#### [Exercise directions]
Search the records below for the word "screenshot" and show every line where it occurs.

◇ ◇ ◇ ◇

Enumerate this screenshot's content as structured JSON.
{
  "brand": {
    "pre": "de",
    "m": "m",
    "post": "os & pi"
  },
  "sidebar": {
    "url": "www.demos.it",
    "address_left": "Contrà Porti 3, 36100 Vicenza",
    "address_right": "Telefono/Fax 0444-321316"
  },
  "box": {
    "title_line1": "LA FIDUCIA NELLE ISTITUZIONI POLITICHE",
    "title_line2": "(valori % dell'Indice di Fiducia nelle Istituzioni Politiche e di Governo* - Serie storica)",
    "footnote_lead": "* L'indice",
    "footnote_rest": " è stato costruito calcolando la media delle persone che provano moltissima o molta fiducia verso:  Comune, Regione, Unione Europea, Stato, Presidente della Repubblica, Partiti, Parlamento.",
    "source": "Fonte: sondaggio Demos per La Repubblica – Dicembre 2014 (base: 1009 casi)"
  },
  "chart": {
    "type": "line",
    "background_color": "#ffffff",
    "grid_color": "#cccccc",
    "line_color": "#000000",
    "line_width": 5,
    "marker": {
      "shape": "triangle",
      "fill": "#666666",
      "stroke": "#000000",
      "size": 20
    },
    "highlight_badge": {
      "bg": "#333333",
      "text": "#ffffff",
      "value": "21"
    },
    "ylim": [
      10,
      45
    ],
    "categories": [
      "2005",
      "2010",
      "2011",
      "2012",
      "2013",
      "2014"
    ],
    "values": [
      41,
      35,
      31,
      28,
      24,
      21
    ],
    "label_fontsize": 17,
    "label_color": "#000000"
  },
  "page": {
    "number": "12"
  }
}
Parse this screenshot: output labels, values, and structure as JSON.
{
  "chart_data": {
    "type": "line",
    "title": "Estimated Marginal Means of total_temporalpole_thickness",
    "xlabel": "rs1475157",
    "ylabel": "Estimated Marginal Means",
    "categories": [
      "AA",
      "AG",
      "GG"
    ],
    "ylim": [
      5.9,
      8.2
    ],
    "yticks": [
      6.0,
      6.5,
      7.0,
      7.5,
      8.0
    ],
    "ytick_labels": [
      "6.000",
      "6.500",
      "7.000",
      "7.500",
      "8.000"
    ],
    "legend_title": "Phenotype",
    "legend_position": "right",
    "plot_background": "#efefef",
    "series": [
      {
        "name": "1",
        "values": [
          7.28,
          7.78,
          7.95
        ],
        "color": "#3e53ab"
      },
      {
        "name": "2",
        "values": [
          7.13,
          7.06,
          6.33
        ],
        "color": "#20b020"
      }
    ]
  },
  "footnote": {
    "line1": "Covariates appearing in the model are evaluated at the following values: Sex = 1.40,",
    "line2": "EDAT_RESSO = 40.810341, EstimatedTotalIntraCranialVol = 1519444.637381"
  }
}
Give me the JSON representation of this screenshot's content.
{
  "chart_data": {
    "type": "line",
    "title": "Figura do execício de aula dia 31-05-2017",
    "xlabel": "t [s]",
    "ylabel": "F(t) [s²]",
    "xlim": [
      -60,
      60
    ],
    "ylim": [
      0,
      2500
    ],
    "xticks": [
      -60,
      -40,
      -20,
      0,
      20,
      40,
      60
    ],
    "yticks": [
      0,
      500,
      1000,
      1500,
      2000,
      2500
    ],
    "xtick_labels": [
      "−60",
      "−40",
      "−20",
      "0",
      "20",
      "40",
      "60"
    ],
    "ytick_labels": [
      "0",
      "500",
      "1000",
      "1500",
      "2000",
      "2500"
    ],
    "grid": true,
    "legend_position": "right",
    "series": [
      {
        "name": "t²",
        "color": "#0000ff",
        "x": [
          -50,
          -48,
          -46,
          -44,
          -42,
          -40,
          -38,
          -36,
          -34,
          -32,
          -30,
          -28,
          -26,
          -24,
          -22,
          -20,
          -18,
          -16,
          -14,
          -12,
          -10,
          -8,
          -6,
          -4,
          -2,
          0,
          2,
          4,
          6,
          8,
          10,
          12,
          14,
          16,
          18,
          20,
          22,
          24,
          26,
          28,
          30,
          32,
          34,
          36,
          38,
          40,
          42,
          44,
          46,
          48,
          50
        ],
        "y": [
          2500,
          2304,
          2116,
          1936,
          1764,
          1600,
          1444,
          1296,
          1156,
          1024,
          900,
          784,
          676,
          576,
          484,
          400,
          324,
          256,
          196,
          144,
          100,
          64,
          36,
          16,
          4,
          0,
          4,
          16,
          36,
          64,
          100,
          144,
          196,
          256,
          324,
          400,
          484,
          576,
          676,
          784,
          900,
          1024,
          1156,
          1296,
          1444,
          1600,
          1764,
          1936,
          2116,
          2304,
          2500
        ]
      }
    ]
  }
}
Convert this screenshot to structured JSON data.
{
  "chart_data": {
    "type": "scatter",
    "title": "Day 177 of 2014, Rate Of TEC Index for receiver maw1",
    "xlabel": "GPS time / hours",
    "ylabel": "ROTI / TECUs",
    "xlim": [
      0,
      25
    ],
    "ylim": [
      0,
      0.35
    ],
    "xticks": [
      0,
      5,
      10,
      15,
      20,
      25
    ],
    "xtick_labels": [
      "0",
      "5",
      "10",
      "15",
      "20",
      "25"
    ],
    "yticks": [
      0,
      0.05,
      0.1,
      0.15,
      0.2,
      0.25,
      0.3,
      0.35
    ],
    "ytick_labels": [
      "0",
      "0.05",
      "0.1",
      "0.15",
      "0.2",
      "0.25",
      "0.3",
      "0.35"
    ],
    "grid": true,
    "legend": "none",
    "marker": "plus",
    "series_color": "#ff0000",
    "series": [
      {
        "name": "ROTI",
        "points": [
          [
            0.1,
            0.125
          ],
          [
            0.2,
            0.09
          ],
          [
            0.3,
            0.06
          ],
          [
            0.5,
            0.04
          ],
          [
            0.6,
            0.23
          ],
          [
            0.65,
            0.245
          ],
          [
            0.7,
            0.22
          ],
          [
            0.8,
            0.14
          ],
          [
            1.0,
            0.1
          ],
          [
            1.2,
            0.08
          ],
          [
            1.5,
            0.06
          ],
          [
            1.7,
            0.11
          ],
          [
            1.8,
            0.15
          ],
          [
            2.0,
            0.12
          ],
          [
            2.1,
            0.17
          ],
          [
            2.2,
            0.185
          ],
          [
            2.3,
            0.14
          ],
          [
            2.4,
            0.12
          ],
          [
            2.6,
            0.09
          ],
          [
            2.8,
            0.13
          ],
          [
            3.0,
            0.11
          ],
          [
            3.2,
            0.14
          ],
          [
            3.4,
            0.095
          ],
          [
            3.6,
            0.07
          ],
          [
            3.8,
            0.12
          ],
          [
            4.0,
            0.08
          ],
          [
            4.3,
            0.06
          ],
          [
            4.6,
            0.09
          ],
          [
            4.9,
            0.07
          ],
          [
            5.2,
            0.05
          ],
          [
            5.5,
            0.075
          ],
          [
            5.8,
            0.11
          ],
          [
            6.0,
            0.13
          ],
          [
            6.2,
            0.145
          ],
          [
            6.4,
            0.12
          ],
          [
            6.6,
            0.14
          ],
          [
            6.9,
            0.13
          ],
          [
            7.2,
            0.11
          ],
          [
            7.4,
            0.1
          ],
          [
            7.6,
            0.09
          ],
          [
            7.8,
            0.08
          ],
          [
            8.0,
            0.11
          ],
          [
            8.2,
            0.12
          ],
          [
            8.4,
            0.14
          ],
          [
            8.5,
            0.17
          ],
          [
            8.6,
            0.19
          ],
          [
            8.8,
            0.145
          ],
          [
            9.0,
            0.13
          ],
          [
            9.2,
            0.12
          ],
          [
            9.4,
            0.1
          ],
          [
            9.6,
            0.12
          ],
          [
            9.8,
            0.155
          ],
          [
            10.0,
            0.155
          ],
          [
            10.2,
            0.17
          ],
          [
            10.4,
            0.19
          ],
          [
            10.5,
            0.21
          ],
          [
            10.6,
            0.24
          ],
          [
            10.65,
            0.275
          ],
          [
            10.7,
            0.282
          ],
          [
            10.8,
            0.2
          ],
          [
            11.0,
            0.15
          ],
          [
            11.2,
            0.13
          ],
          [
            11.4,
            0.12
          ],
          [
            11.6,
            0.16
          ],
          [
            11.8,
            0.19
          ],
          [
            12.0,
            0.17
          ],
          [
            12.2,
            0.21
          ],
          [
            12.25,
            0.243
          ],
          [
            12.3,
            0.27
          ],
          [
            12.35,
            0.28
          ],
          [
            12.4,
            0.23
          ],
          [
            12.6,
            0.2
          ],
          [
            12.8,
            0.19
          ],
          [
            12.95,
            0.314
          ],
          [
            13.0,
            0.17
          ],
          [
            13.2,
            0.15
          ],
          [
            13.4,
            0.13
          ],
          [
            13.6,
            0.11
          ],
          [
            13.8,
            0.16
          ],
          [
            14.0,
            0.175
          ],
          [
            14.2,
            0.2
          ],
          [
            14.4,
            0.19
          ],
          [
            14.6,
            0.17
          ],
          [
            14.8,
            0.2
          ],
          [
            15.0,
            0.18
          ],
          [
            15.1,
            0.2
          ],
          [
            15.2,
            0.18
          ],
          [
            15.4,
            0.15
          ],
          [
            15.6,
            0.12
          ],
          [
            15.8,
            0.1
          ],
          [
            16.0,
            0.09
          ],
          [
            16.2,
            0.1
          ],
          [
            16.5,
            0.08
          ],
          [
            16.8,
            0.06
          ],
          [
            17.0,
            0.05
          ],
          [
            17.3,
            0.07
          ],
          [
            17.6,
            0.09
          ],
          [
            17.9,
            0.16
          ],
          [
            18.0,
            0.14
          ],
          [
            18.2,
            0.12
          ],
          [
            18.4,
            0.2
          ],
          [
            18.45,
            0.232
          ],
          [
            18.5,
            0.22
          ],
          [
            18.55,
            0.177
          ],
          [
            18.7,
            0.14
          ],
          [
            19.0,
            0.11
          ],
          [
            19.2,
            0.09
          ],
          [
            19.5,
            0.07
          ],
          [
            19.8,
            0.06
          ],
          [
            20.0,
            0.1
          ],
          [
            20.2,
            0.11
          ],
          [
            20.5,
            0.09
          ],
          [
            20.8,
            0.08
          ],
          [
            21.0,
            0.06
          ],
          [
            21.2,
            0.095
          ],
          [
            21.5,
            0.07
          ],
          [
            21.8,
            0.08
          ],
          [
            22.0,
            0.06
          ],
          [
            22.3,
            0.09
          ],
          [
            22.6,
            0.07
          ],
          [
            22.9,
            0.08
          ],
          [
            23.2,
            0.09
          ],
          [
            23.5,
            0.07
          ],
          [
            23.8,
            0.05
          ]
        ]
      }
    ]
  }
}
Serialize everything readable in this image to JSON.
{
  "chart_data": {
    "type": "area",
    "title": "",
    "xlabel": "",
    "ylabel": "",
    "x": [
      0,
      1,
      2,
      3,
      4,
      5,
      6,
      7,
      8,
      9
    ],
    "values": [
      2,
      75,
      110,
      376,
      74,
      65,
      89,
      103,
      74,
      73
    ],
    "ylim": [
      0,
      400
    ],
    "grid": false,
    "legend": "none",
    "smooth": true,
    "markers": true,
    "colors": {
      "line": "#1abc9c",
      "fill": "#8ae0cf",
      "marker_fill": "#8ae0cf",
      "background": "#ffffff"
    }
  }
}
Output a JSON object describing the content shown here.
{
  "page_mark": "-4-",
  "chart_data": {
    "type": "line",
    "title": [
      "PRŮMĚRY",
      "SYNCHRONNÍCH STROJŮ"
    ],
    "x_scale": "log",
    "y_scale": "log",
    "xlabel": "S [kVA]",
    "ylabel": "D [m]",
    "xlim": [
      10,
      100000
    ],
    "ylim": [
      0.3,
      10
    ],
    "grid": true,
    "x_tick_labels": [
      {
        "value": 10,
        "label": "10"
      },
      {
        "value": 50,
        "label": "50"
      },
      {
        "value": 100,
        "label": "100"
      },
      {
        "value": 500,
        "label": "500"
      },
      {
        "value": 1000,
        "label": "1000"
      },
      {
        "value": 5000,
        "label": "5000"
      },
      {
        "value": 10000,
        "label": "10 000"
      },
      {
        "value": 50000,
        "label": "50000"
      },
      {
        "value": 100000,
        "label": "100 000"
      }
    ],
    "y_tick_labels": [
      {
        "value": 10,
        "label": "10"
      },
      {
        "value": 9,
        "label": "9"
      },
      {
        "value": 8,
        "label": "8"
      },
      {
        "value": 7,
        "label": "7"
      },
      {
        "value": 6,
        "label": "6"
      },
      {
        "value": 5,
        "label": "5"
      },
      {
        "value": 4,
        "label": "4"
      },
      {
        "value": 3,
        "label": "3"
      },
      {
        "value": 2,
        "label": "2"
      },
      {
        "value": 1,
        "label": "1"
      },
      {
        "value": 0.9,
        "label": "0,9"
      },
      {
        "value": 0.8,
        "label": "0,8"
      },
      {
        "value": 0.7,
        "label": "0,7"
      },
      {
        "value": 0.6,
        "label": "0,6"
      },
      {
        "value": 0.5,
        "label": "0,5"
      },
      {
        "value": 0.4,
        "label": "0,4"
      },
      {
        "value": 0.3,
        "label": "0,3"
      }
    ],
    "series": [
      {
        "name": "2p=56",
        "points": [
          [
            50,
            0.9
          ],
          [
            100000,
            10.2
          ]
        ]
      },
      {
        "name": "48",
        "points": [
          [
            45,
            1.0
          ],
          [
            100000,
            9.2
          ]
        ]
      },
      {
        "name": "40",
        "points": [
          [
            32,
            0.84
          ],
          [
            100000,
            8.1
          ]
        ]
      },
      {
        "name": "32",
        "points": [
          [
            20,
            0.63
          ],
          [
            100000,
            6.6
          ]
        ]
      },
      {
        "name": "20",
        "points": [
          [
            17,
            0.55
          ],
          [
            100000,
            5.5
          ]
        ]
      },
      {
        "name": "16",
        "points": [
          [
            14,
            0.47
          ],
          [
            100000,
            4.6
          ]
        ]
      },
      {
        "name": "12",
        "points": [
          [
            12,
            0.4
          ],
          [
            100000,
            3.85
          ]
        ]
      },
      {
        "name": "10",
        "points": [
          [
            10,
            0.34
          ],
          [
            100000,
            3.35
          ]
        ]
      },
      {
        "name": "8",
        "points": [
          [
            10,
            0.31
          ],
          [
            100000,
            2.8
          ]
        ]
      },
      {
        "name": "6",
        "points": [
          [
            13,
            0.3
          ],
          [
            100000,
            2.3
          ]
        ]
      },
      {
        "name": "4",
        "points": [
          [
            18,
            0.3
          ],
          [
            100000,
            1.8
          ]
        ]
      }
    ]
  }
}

◇ ◇ ◇ ◇

#### [Final answer]
Enumerate this screenshot's content as structured JSON.
Parse this screenshot: output labels, values, and structure as JSON.
Give me the JSON representation of this screenshot's content.
Convert this screenshot to structured JSON data.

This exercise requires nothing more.